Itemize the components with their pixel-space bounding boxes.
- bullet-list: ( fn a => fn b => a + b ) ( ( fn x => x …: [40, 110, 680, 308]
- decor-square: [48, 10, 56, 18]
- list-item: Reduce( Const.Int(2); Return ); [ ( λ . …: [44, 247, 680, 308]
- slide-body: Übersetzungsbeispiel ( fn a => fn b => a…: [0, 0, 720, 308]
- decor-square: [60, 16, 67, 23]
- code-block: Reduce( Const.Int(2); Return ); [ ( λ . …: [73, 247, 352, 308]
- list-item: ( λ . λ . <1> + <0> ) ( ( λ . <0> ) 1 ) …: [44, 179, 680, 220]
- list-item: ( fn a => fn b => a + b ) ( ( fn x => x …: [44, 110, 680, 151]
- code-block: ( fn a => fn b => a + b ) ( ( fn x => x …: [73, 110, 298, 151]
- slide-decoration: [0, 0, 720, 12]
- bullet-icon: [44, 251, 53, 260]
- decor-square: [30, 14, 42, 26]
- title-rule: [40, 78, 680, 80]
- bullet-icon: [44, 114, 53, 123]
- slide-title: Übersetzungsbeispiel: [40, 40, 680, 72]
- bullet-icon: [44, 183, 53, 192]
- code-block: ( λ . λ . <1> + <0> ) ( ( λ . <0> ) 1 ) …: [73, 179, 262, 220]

--

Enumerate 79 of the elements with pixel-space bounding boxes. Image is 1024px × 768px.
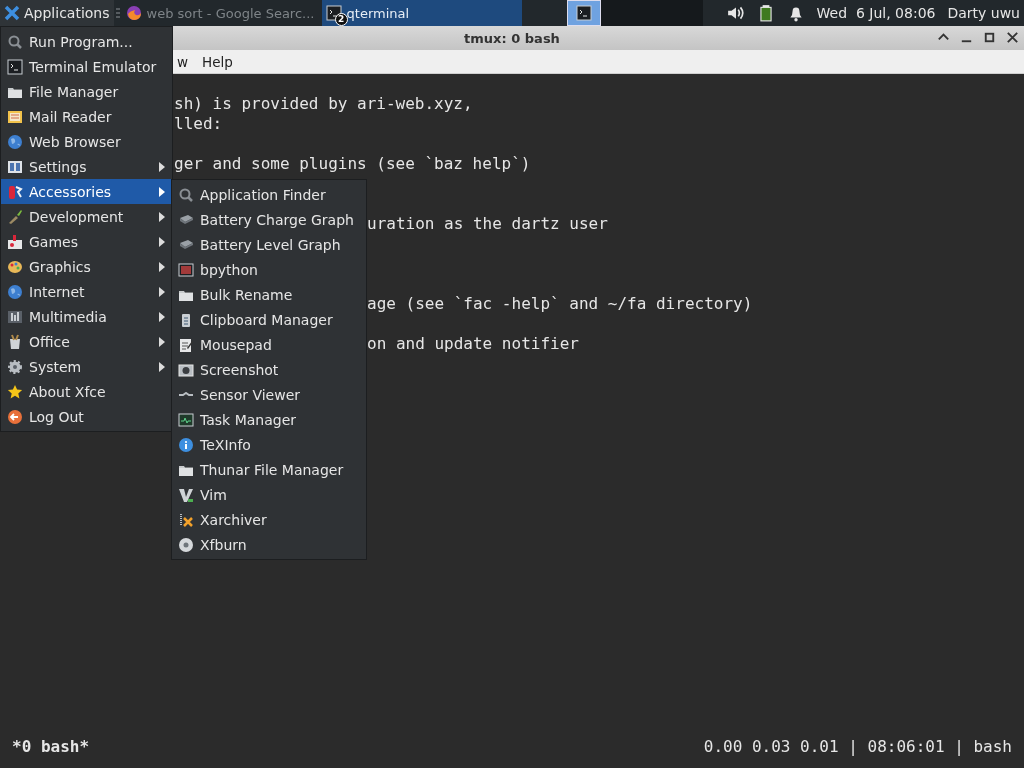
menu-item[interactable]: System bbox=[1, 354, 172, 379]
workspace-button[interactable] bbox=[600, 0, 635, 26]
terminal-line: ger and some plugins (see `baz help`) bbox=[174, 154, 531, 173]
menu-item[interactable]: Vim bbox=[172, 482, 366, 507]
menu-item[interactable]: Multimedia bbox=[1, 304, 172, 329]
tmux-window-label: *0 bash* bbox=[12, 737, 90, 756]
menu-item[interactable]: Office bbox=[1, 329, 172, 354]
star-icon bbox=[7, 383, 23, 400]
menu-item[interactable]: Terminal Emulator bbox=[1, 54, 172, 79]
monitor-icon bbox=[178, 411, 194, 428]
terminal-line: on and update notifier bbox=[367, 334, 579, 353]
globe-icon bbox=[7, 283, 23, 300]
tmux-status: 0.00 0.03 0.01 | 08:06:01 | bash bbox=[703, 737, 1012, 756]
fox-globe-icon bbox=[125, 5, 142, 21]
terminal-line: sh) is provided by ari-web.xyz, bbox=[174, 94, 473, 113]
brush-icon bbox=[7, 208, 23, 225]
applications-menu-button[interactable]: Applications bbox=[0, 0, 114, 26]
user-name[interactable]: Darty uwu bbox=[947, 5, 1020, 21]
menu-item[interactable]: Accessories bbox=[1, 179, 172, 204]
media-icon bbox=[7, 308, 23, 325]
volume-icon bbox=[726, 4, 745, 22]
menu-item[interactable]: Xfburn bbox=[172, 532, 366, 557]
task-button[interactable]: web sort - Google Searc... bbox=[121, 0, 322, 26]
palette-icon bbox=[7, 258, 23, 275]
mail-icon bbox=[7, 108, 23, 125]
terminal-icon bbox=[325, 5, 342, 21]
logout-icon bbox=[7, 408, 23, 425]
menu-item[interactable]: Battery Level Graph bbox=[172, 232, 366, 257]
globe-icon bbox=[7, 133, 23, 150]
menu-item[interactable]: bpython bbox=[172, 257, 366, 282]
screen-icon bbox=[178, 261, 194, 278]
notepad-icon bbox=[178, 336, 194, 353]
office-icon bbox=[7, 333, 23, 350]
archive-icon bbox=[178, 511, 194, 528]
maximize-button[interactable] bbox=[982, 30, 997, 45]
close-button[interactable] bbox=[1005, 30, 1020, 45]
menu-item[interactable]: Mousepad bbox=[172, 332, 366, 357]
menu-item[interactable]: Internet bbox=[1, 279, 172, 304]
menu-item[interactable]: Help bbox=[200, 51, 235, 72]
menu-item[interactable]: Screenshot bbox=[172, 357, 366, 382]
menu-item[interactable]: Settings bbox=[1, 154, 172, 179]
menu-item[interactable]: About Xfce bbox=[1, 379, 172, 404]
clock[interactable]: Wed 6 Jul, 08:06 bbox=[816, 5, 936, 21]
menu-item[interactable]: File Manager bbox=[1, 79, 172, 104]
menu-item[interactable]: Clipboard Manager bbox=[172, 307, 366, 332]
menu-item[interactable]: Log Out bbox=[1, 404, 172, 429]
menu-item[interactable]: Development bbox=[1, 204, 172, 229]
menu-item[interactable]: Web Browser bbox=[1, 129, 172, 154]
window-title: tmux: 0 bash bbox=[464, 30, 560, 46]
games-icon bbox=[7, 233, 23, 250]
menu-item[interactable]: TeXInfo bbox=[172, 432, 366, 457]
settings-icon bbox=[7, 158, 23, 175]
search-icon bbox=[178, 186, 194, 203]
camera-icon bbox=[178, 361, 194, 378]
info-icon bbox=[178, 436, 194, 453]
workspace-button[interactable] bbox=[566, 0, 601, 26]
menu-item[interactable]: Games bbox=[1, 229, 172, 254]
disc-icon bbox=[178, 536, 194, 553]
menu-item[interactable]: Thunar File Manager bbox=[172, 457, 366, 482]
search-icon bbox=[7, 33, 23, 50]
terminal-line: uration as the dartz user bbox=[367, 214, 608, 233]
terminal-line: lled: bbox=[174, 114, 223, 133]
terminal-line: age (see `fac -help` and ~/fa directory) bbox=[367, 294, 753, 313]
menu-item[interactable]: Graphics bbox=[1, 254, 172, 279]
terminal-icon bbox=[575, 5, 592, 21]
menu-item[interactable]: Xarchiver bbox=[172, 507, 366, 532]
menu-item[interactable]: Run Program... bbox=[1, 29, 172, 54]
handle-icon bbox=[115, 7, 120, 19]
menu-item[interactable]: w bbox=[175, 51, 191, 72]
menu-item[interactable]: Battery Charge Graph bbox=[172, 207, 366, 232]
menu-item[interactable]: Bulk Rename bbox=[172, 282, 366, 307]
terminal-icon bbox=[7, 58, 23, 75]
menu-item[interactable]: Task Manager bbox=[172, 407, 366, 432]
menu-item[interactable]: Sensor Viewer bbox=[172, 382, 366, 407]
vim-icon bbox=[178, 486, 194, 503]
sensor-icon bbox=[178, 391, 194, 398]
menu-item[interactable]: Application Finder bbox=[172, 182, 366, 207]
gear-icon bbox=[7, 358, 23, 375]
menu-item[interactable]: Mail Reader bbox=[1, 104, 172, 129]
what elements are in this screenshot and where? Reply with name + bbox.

* * *

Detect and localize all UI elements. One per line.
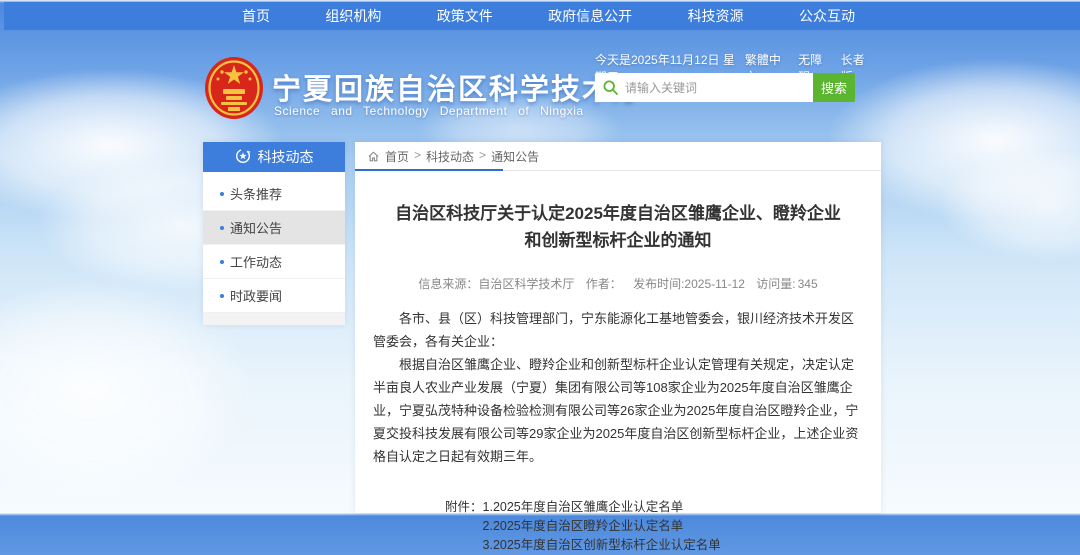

** What to do **
Pick out every line of the items above that contains the word "Battery", matching case exactly.

** Solved exercise **
menu-item[interactable]: Battery Level Graph bbox=[172, 232, 366, 257]
menu-item[interactable]: Battery Charge Graph bbox=[172, 207, 366, 232]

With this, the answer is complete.